Hidar membuat perlambang baru dari pengikut tarekatnya, yaitu surban merah mempunyai 12 jambul, sebagai lambang dari 12 imam yang di agungkan dalam mazhab Syi’ah Itsna Asyiriyah.[13]
Kemenangan AK Koyunlu tahun 1476 M  terhadap Kara Koyunlu membuat gerakan militer Syafawi yang di pimpin oleh Haidar dipandang sebagai rival politik oleh Ak Koyunlu dalam meraih kekuasaan selanjutnya. Padahal safawi adalah sekutu Ak Koyunlu. Ak Koyunlu berusaha melenyapkan kekuasaan Dinasti Syafawi. Pasukan Haidar mengalami kekalahan dalam suatu peperangan di wilayah Sircassia, dan Haidar terbunuh.
Kepemimpinan gerakan Syafawi selanjutnya berada di tanggan Ismail, yang saat itu masih berusia tujuh tahun. Selama lima tahun Ismail dan pasukannya bermarkas di Gilan, mempersiapkan kekuatan dan mengadakan hubungan dengan para pengikutnya di Azerbaijan, Siriya dan Anatolia. Pasukan yang di persiapkan tersebut di namakan Qizilbasah ( baret merah ).
Di bawah kepemimpina Ismail, pada tahun 1501 M, pasukan Qizilbasah menyerang dan mengalahkan AK Kyunlu di Sharus, dekat Nakhchivan. Pasukan ini terus memasuki dan menaklukkan Tabriz, ibukota Ak Koyunlu, dan berhasil merebut dan mendudukinya. Di kota ini Ismail memproklamirkan dirinya sebagai raja pertama Dinasti Syafawi.[14] Ismail inilah yang dipandang sebagai pendiri yang pertama dinasti Safawiyah. [15] Ia di sebut juga Ismail 1
Ismail berkuasa lebihkuarang 23 tahun yaitu antara tahun 1501 dan 1524 M. Pada sepuluh tahun pertama ia berhasil memperluas wilayah kekuasaannya. Ia dapat menghancurkan sisa-sisa kekuatan Ak Koyunlu di Hamadan  ( 1503 M ), menguasai propinsi Kapia di Nazandara,  Gurgan, dan Yazd ( 1504 M ), Diyar Bakr ( 1505-1507 M ), Baghdad dan daerah barat daya Persia ( 1058 M ) , Sirwan ( 1509 M ), dan khurusan ( 1510 M ). Hanya dalam waktu sepuluh tahun itu wilayah kekuasaan nya sudah meliputi seluruh persia dan bagian timur bulan sabit subur ( fortile crescent )

.....

■ **Yang Ditanyakan**
Menurut kutipan tentang Dinasti Syafawi, di kota manakah Ismail memproklamirkan dirinya sebagai raja pertama dinasti tersebut? Jawablah hanya berdasarkan kutipan di atas.

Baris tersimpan
.....

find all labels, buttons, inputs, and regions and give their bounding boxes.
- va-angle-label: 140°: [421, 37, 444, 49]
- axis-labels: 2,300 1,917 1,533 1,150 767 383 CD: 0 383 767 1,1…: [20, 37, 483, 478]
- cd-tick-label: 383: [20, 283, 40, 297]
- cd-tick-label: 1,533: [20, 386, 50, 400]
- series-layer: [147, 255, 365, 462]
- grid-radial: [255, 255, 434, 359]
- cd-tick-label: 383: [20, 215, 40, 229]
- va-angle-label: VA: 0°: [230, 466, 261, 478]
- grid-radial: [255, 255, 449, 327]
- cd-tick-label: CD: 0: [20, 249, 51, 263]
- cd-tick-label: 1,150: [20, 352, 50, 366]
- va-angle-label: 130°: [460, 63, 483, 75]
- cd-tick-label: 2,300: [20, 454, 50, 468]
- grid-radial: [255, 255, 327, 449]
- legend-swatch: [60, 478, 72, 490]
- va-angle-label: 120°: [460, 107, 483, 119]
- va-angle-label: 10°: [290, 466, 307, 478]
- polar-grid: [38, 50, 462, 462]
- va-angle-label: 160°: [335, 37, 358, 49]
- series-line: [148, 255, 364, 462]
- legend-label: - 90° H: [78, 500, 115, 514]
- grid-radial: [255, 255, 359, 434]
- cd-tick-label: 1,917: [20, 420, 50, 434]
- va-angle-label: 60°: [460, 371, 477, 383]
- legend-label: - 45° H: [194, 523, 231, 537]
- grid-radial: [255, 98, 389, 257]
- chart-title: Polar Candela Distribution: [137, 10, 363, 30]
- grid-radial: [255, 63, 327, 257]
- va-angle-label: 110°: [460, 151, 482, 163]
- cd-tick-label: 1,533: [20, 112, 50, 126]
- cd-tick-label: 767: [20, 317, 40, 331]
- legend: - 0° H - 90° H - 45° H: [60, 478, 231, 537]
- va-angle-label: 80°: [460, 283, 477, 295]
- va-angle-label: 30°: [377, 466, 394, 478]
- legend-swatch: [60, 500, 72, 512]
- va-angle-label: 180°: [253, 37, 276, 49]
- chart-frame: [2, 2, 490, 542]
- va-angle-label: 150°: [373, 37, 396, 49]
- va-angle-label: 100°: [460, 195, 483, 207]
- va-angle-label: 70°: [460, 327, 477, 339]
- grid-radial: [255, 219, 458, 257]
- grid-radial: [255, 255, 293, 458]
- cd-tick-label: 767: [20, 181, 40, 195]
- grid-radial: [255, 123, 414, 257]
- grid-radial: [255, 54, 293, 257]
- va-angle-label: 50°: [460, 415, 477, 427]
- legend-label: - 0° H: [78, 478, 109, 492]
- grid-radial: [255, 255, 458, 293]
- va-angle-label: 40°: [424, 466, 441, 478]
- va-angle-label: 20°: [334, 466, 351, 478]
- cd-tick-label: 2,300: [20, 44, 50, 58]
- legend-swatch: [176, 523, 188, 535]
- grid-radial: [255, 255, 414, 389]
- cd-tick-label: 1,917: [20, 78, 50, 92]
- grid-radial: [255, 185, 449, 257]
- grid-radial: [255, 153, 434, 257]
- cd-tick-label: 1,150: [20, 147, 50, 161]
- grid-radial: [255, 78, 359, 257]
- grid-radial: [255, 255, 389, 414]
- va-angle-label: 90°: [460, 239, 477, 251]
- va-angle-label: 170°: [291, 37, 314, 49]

.....

■ **Penyelesaian Soal**
Di Tabriz, ibu kota Ak Koyunlu.